_WHAT YOU NEED TO DO_
Search the material below for the word "clock" and copy every line in which it occurs.

_DATASET EXTRACT_
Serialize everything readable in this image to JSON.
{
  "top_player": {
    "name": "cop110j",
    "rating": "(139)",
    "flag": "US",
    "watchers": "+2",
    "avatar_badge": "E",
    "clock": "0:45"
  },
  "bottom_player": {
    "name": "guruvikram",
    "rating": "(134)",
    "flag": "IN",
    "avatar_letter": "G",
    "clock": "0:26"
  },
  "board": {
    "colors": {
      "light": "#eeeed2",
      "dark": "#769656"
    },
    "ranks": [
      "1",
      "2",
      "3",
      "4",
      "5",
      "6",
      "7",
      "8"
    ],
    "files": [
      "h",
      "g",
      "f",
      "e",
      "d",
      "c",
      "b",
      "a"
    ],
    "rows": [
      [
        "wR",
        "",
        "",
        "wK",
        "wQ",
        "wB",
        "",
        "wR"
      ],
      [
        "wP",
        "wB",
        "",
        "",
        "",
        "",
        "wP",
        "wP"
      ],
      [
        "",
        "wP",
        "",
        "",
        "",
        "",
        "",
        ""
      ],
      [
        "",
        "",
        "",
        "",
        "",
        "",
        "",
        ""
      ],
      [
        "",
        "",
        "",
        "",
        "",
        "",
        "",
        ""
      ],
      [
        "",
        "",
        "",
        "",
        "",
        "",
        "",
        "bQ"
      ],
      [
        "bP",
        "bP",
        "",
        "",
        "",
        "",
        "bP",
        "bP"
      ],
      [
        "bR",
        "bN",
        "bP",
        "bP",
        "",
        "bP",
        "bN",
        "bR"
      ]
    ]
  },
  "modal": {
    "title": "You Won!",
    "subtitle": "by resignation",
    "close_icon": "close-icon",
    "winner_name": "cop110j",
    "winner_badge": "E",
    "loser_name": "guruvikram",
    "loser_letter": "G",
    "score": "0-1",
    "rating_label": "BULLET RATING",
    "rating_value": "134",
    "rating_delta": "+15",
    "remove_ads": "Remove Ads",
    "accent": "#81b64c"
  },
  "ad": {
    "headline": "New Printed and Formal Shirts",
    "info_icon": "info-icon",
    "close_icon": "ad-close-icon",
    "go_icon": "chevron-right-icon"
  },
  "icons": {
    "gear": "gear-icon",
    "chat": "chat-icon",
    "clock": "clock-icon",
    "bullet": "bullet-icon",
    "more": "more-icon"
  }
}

_THE REPLY_
    "clock": "0:45"
    "clock": "0:26"
    "clock": "clock-icon",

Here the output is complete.